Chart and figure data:
# # # #
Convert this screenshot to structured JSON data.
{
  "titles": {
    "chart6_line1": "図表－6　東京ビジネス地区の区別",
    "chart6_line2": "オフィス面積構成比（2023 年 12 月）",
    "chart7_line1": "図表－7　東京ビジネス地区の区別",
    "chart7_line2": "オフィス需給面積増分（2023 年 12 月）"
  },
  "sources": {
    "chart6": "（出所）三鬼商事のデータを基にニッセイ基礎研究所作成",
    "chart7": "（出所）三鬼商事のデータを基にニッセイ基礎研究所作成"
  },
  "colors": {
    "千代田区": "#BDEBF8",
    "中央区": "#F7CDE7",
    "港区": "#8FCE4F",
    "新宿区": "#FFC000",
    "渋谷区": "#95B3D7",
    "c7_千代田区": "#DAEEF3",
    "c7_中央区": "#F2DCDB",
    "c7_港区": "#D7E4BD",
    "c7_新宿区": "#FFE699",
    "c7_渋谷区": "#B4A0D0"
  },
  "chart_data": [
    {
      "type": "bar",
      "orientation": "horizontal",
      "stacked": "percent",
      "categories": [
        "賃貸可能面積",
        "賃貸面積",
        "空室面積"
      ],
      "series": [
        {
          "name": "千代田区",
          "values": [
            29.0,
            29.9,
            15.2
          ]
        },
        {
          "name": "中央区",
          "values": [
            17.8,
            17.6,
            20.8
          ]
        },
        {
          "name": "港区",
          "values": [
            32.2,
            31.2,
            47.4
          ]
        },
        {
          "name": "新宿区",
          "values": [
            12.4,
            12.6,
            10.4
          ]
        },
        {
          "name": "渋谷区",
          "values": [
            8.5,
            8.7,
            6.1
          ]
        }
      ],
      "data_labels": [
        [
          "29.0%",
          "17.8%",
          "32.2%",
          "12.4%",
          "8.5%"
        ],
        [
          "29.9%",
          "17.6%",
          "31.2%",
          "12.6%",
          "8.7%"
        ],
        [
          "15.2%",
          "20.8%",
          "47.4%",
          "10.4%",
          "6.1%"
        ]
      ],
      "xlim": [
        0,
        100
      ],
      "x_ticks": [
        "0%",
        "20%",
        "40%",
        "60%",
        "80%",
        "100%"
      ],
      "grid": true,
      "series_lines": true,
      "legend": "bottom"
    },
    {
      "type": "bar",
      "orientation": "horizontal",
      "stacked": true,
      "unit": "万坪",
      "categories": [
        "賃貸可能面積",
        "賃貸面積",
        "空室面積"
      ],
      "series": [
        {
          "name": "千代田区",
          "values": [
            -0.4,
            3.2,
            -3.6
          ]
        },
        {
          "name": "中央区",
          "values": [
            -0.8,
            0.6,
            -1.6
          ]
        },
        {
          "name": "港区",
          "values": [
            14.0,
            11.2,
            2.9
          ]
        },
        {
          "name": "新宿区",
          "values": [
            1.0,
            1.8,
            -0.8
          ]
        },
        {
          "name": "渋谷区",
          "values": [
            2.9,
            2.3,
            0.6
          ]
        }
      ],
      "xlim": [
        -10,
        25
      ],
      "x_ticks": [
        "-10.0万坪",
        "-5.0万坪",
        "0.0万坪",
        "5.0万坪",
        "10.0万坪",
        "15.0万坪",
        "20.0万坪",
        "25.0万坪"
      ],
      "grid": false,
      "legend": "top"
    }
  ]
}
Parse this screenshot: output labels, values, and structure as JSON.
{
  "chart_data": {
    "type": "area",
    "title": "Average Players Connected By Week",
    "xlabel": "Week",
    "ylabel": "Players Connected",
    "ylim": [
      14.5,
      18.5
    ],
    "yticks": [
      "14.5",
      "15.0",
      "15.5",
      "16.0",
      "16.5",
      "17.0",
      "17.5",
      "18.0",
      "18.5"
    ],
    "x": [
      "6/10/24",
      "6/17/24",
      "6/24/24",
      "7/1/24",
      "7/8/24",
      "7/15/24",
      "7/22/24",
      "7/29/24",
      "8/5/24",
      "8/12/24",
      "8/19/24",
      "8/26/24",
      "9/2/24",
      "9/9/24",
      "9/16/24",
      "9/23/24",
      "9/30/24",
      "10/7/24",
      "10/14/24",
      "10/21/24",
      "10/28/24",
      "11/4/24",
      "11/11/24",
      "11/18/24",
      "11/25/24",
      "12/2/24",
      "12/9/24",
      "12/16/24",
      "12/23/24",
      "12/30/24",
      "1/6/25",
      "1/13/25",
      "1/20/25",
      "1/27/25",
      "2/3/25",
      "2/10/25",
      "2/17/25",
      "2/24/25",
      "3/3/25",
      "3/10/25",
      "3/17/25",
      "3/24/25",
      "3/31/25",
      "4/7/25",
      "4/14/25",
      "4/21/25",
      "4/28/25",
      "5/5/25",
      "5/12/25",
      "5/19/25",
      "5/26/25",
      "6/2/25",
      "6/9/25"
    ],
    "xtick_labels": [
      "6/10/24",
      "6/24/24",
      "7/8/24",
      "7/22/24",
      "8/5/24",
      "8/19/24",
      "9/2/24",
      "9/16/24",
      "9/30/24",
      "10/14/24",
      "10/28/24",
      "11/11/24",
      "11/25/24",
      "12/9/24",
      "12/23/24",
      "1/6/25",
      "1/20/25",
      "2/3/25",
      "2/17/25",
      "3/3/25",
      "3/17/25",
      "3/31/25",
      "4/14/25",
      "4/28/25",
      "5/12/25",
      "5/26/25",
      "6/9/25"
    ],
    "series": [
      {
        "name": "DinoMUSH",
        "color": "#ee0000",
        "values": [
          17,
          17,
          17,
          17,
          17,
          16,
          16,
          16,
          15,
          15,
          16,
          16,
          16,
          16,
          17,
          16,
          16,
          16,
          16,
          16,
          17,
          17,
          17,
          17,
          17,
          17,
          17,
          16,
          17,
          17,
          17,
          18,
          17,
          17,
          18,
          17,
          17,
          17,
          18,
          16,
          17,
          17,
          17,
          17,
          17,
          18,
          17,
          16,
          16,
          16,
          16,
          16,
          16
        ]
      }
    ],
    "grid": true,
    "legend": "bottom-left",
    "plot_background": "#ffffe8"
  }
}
# # # #
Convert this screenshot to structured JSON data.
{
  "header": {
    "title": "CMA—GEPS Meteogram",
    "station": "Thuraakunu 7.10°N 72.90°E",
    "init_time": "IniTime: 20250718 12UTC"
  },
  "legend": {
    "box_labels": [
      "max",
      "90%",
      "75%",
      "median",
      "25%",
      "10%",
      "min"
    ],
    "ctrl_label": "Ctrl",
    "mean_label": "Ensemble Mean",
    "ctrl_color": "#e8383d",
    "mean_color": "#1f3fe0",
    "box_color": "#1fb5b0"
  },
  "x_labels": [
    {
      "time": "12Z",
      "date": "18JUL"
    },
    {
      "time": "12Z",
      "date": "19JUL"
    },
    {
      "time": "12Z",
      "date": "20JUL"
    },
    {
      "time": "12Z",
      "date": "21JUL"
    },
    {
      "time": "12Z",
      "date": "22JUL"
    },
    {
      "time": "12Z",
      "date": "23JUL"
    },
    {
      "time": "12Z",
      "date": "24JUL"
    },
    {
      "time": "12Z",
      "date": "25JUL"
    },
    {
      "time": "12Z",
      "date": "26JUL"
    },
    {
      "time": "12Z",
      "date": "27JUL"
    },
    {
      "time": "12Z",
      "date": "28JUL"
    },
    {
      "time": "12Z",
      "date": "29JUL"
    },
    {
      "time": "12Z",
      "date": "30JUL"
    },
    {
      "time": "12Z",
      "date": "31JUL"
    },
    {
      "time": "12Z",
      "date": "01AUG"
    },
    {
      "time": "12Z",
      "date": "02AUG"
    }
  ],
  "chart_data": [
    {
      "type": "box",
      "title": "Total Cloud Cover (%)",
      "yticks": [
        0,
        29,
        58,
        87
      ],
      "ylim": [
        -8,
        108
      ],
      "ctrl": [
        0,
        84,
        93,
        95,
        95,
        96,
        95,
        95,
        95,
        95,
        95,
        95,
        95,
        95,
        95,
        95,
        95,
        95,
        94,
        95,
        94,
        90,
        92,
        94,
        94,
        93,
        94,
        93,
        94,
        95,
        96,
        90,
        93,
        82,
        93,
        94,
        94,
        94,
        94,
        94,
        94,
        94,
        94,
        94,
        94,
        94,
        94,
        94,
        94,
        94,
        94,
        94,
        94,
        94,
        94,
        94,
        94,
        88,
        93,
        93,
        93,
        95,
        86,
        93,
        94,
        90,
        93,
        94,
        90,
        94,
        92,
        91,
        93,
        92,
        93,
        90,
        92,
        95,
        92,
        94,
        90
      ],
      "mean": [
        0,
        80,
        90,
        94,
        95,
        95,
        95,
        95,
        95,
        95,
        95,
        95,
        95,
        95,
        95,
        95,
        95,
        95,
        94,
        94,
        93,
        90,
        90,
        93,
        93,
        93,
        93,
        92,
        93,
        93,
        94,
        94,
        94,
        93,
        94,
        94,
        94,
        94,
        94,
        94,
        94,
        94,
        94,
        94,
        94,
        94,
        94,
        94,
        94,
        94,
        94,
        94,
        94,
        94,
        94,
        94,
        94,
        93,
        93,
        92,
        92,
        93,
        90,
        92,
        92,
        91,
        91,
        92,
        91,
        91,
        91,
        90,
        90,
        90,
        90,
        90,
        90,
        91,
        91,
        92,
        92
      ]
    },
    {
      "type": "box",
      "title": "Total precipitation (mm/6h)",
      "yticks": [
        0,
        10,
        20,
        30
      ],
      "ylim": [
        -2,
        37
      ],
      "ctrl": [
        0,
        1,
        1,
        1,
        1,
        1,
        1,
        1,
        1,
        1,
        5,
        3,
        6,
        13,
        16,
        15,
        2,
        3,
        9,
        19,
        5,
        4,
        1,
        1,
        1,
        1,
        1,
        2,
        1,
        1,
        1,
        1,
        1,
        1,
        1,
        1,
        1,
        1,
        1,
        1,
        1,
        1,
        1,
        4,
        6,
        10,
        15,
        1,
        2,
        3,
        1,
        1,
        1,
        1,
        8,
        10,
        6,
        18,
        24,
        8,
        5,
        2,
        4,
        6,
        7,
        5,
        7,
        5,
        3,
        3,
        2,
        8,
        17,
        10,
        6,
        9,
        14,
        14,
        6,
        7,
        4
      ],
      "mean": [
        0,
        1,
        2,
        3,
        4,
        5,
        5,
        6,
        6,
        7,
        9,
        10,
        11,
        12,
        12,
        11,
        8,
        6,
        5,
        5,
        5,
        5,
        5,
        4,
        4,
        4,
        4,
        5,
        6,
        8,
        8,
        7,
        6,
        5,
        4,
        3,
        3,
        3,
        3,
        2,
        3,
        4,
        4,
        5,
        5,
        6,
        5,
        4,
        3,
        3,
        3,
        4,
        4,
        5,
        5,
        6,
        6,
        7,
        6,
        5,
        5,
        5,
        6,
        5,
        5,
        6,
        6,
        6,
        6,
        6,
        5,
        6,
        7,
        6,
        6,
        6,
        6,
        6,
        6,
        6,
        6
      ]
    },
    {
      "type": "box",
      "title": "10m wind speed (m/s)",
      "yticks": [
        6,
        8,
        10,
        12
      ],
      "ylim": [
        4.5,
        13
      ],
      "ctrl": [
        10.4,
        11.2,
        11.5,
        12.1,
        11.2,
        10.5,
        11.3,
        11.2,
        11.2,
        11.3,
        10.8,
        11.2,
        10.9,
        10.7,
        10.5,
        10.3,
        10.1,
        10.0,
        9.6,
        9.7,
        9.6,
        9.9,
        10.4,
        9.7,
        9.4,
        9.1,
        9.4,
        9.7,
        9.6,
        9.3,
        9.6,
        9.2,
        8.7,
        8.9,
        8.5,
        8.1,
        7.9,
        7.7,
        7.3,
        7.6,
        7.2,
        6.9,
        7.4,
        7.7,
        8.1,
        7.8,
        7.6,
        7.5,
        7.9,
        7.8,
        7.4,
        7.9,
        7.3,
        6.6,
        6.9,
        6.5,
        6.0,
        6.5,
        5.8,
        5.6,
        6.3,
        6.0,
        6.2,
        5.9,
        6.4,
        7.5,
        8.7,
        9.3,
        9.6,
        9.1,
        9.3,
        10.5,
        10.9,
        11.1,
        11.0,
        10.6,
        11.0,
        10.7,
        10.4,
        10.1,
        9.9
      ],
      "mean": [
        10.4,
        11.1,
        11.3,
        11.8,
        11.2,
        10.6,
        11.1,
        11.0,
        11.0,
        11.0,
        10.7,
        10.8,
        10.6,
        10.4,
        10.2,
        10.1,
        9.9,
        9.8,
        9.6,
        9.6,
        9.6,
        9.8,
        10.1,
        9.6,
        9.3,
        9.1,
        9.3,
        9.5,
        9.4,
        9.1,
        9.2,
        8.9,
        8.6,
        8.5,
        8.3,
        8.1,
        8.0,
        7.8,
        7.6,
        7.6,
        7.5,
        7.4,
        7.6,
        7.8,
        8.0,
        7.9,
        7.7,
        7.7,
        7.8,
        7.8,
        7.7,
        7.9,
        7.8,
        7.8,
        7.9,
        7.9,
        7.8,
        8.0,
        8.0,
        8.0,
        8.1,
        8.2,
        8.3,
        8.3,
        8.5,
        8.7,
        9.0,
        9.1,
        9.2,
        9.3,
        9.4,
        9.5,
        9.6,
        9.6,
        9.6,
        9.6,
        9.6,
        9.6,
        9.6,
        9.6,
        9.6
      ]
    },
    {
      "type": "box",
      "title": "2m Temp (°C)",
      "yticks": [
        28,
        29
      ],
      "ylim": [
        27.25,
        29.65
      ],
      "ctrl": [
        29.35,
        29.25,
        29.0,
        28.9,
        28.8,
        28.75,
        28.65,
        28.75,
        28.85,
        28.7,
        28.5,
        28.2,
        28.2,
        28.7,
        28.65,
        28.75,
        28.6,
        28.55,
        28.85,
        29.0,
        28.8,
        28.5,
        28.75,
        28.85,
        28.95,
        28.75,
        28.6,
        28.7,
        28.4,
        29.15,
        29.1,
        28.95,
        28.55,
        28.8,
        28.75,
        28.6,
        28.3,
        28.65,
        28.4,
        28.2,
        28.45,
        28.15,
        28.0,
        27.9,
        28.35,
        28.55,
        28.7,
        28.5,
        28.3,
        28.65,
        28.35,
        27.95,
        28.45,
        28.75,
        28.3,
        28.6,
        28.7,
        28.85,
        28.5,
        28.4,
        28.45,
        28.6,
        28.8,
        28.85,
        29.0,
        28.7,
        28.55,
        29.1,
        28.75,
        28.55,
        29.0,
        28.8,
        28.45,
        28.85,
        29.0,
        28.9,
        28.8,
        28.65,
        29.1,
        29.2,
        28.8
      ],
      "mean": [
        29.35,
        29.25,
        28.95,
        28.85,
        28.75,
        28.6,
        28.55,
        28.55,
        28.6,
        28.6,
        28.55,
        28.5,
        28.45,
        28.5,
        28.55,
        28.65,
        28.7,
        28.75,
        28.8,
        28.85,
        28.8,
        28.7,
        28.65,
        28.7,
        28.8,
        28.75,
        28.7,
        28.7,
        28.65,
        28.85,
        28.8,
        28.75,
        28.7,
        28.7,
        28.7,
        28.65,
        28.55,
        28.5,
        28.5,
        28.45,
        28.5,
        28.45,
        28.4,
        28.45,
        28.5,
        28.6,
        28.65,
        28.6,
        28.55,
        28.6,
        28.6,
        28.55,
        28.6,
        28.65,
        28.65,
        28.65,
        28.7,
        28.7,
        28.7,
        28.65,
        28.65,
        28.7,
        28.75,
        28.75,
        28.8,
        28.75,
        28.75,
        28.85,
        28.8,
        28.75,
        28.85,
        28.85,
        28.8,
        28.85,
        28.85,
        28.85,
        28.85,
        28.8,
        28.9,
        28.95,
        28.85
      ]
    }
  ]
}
# # # #
STATED PROBLEM:
Copy out each line of the listing that holds "Players".

WRITTEN RESPONSE:
    "title": "Average Players Connected By Week",
    "ylabel": "Players Connected",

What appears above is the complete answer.